__Exercise data__.
________

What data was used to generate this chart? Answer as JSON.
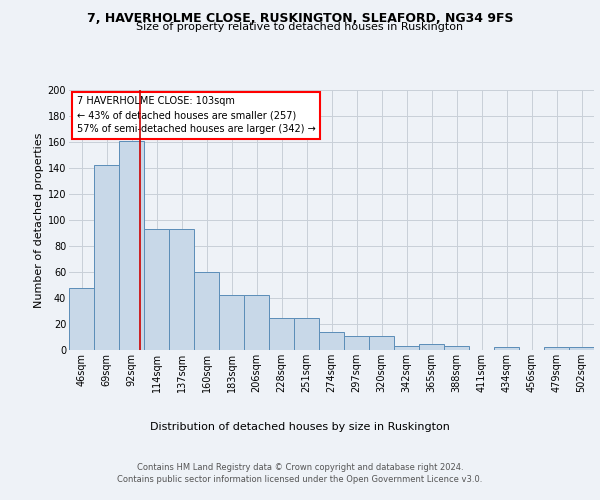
{
  "title": "7, HAVERHOLME CLOSE, RUSKINGTON, SLEAFORD, NG34 9FS",
  "subtitle": "Size of property relative to detached houses in Ruskington",
  "xlabel": "Distribution of detached houses by size in Ruskington",
  "ylabel": "Number of detached properties",
  "bar_values": [
    48,
    142,
    161,
    93,
    93,
    60,
    42,
    42,
    25,
    25,
    14,
    11,
    11,
    3,
    5,
    3,
    0,
    2,
    0,
    2,
    2
  ],
  "bin_labels": [
    "46sqm",
    "69sqm",
    "92sqm",
    "114sqm",
    "137sqm",
    "160sqm",
    "183sqm",
    "206sqm",
    "228sqm",
    "251sqm",
    "274sqm",
    "297sqm",
    "320sqm",
    "342sqm",
    "365sqm",
    "388sqm",
    "411sqm",
    "434sqm",
    "456sqm",
    "479sqm",
    "502sqm"
  ],
  "bar_color": "#c8d8e8",
  "bar_edge_color": "#5b8db8",
  "red_line_bin": 2.35,
  "annotation_text": "7 HAVERHOLME CLOSE: 103sqm\n← 43% of detached houses are smaller (257)\n57% of semi-detached houses are larger (342) →",
  "annotation_box_color": "white",
  "annotation_box_edge": "red",
  "ylim": [
    0,
    200
  ],
  "yticks": [
    0,
    20,
    40,
    60,
    80,
    100,
    120,
    140,
    160,
    180,
    200
  ],
  "red_line_color": "#cc0000",
  "footer_text": "Contains HM Land Registry data © Crown copyright and database right 2024.\nContains public sector information licensed under the Open Government Licence v3.0.",
  "background_color": "#eef2f7",
  "plot_background": "#eef2f7",
  "grid_color": "#c8cfd8",
  "title_fontsize": 9,
  "subtitle_fontsize": 8,
  "ylabel_fontsize": 8,
  "xlabel_fontsize": 8,
  "tick_fontsize": 7,
  "annotation_fontsize": 7,
  "footer_fontsize": 6
}
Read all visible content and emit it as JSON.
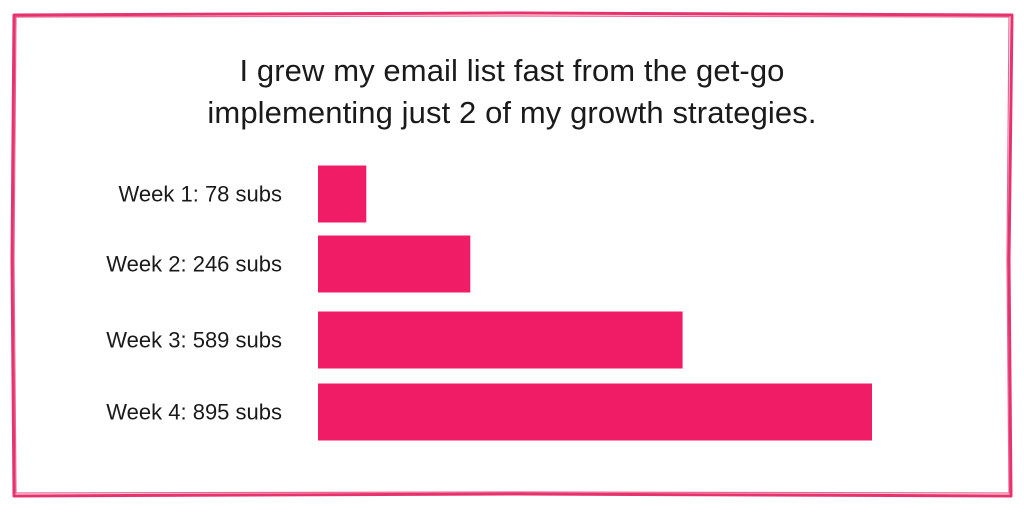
{
  "colors": {
    "bar": "#f01d66",
    "border": "#e7336d",
    "text": "#1a1a1a"
  },
  "title_lines": [
    "I grew my email list fast from the get-go",
    "implementing just 2 of my growth strategies."
  ],
  "chart_data": {
    "type": "bar",
    "orientation": "horizontal",
    "categories": [
      "Week 1",
      "Week 2",
      "Week 3",
      "Week 4"
    ],
    "labels": [
      "Week 1: 78 subs",
      "Week 2: 246 subs",
      "Week 3: 589 subs",
      "Week 4: 895 subs"
    ],
    "values": [
      78,
      246,
      589,
      895
    ],
    "unit": "subs",
    "grid": false,
    "axes_visible": false,
    "legend": "none"
  }
}
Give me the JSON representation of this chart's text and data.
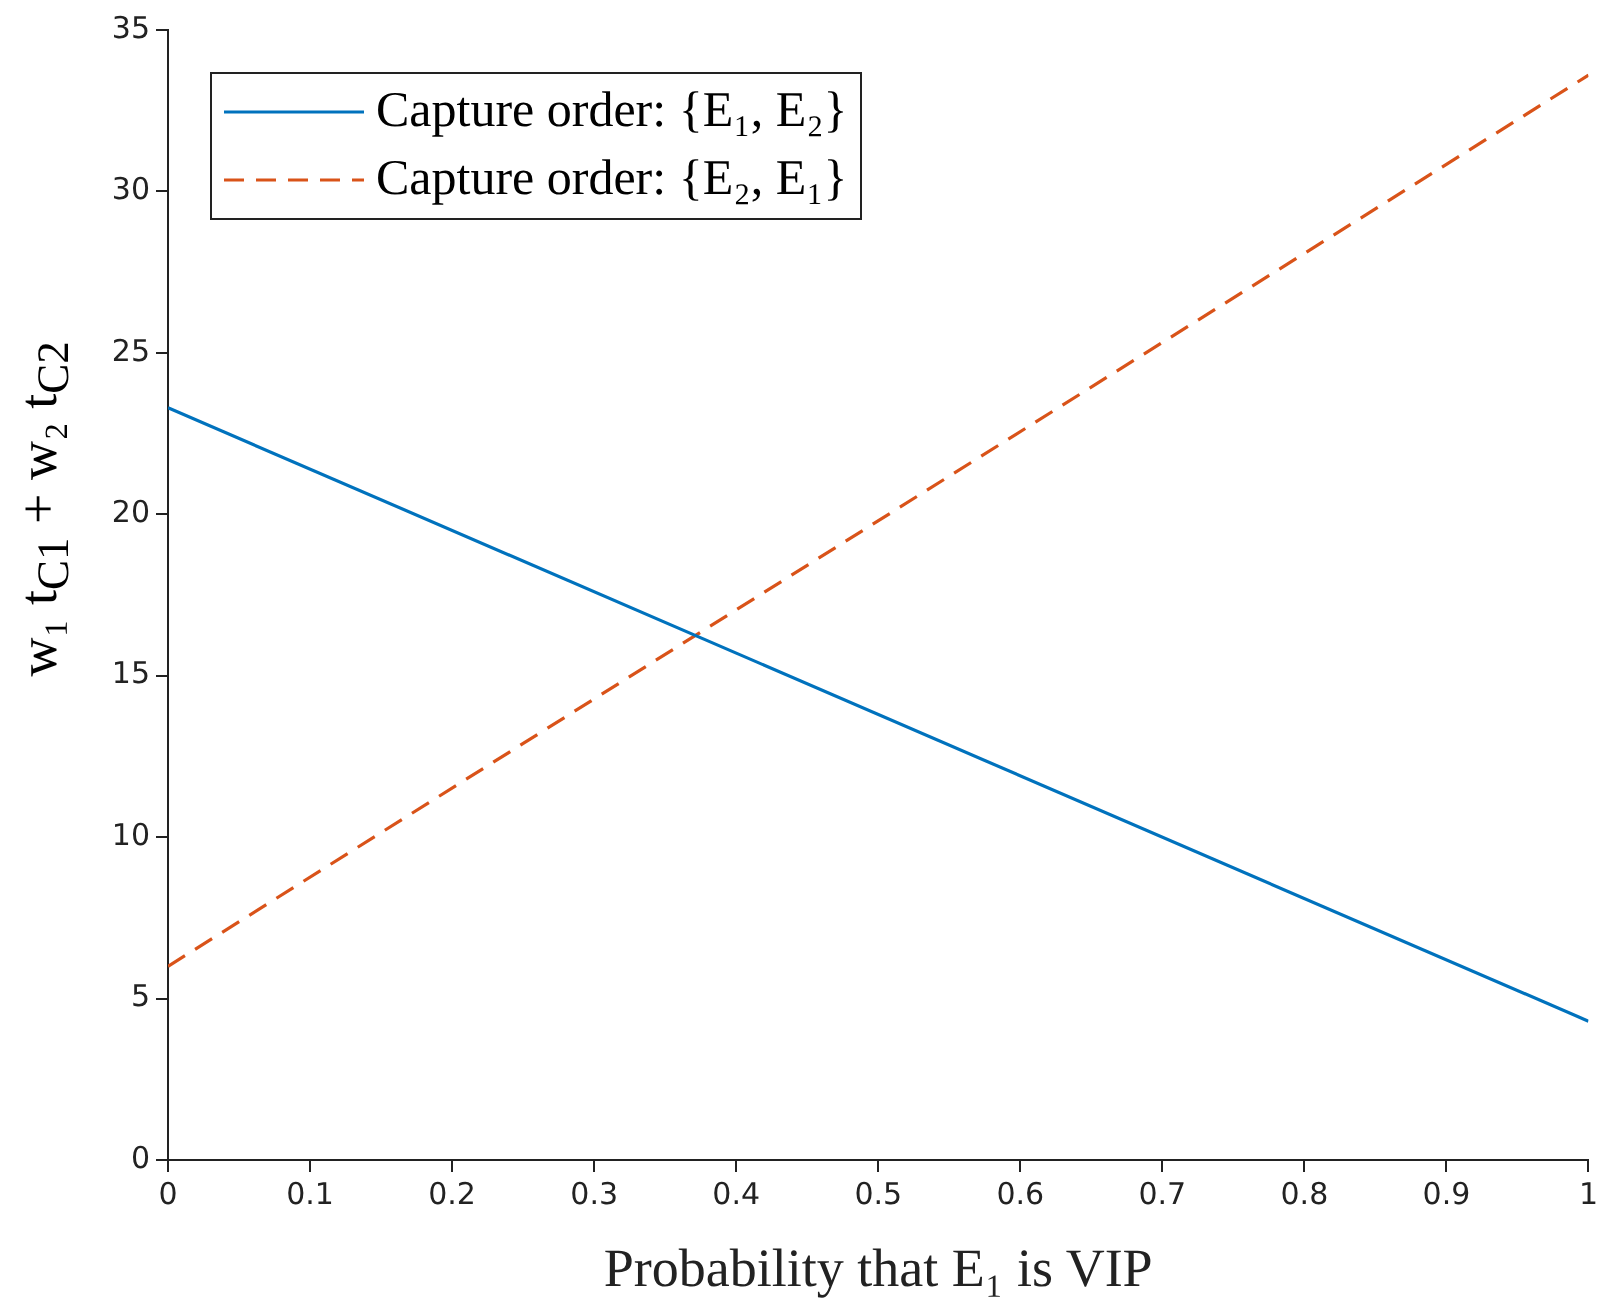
{
  "chart_data": {
    "type": "line",
    "xlabel": "Probability that E₁ is VIP",
    "ylabel": "w₁ t$_{C1}$ + w₂ t$_{C2}$",
    "x": [
      0,
      1
    ],
    "series": [
      {
        "name": "Capture order: {E₁, E₂}",
        "color": "#0072bd",
        "values": [
          23.3,
          4.3
        ],
        "line_style": "solid"
      },
      {
        "name": "Capture order: {E₂, E₁}",
        "color": "#d95319",
        "values": [
          6.0,
          33.6
        ],
        "line_style": "dashed"
      }
    ],
    "xlim": [
      0,
      1
    ],
    "xticks": [
      0,
      0.1,
      0.2,
      0.3,
      0.4,
      0.5,
      0.6,
      0.7,
      0.8,
      0.9,
      1
    ],
    "ylim": [
      0,
      35
    ],
    "yticks": [
      0,
      5,
      10,
      15,
      20,
      25,
      30,
      35
    ],
    "grid": false,
    "legend": "top left",
    "marker": "none"
  }
}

________

Write the records above out again exactly, with no pictures in your copy.

__Final answer__.
What data was used to generate this chart? Answer as JSON.
{
  "title": "7, HAVERHOLME CLOSE, RUSKINGTON, SLEAFORD, NG34 9FS",
  "subtitle": "Size of property relative to detached houses in Ruskington",
  "xlabel": "Distribution of detached houses by size in Ruskington",
  "ylabel": "Number of detached properties",
  "bar_values": [
    48,
    142,
    161,
    93,
    93,
    60,
    42,
    42,
    25,
    25,
    14,
    11,
    11,
    3,
    5,
    3,
    0,
    2,
    0,
    2,
    2
  ],
  "bin_labels": [
    "46sqm",
    "69sqm",
    "92sqm",
    "114sqm",
    "137sqm",
    "160sqm",
    "183sqm",
    "206sqm",
    "228sqm",
    "251sqm",
    "274sqm",
    "297sqm",
    "320sqm",
    "342sqm",
    "365sqm",
    "388sqm",
    "411sqm",
    "434sqm",
    "456sqm",
    "479sqm",
    "502sqm"
  ],
  "bar_color": "#c8d8e8",
  "bar_edge_color": "#5b8db8",
  "red_line_bin": 2.35,
  "annotation_text": "7 HAVERHOLME CLOSE: 103sqm\n← 43% of detached houses are smaller (257)\n57% of semi-detached houses are larger (342) →",
  "annotation_box_color": "white",
  "annotation_box_edge": "red",
  "ylim": [
    0,
    200
  ],
  "yticks": [
    0,
    20,
    40,
    60,
    80,
    100,
    120,
    140,
    160,
    180,
    200
  ],
  "red_line_color": "#cc0000",
  "footer_text": "Contains HM Land Registry data © Crown copyright and database right 2024.\nContains public sector information licensed under the Open Government Licence v3.0.",
  "background_color": "#eef2f7",
  "plot_background": "#eef2f7",
  "grid_color": "#c8cfd8",
  "title_fontsize": 9,
  "subtitle_fontsize": 8,
  "ylabel_fontsize": 8,
  "xlabel_fontsize": 8,
  "tick_fontsize": 7,
  "annotation_fontsize": 7,
  "footer_fontsize": 6
}
Read all visible content and emit it as JSON.
{
  "colors": {
    "bar": "#f01d66",
    "border": "#e7336d",
    "text": "#1a1a1a"
  },
  "title_lines": [
    "I grew my email list fast from the get-go",
    "implementing just 2 of my growth strategies."
  ],
  "chart_data": {
    "type": "bar",
    "orientation": "horizontal",
    "categories": [
      "Week 1",
      "Week 2",
      "Week 3",
      "Week 4"
    ],
    "labels": [
      "Week 1: 78 subs",
      "Week 2: 246 subs",
      "Week 3: 589 subs",
      "Week 4: 895 subs"
    ],
    "values": [
      78,
      246,
      589,
      895
    ],
    "unit": "subs",
    "grid": false,
    "axes_visible": false,
    "legend": "none"
  }
}
Give me the JSON representation of this chart's text and data.
{
  "chart_data": {
    "type": "line",
    "xlabel": "Probability that E₁ is VIP",
    "ylabel": "w₁ t$_{C1}$ + w₂ t$_{C2}$",
    "x": [
      0,
      1
    ],
    "series": [
      {
        "name": "Capture order: {E₁, E₂}",
        "color": "#0072bd",
        "values": [
          23.3,
          4.3
        ],
        "line_style": "solid"
      },
      {
        "name": "Capture order: {E₂, E₁}",
        "color": "#d95319",
        "values": [
          6.0,
          33.6
        ],
        "line_style": "dashed"
      }
    ],
    "xlim": [
      0,
      1
    ],
    "xticks": [
      0,
      0.1,
      0.2,
      0.3,
      0.4,
      0.5,
      0.6,
      0.7,
      0.8,
      0.9,
      1
    ],
    "ylim": [
      0,
      35
    ],
    "yticks": [
      0,
      5,
      10,
      15,
      20,
      25,
      30,
      35
    ],
    "grid": false,
    "legend": "top left",
    "marker": "none"
  }
}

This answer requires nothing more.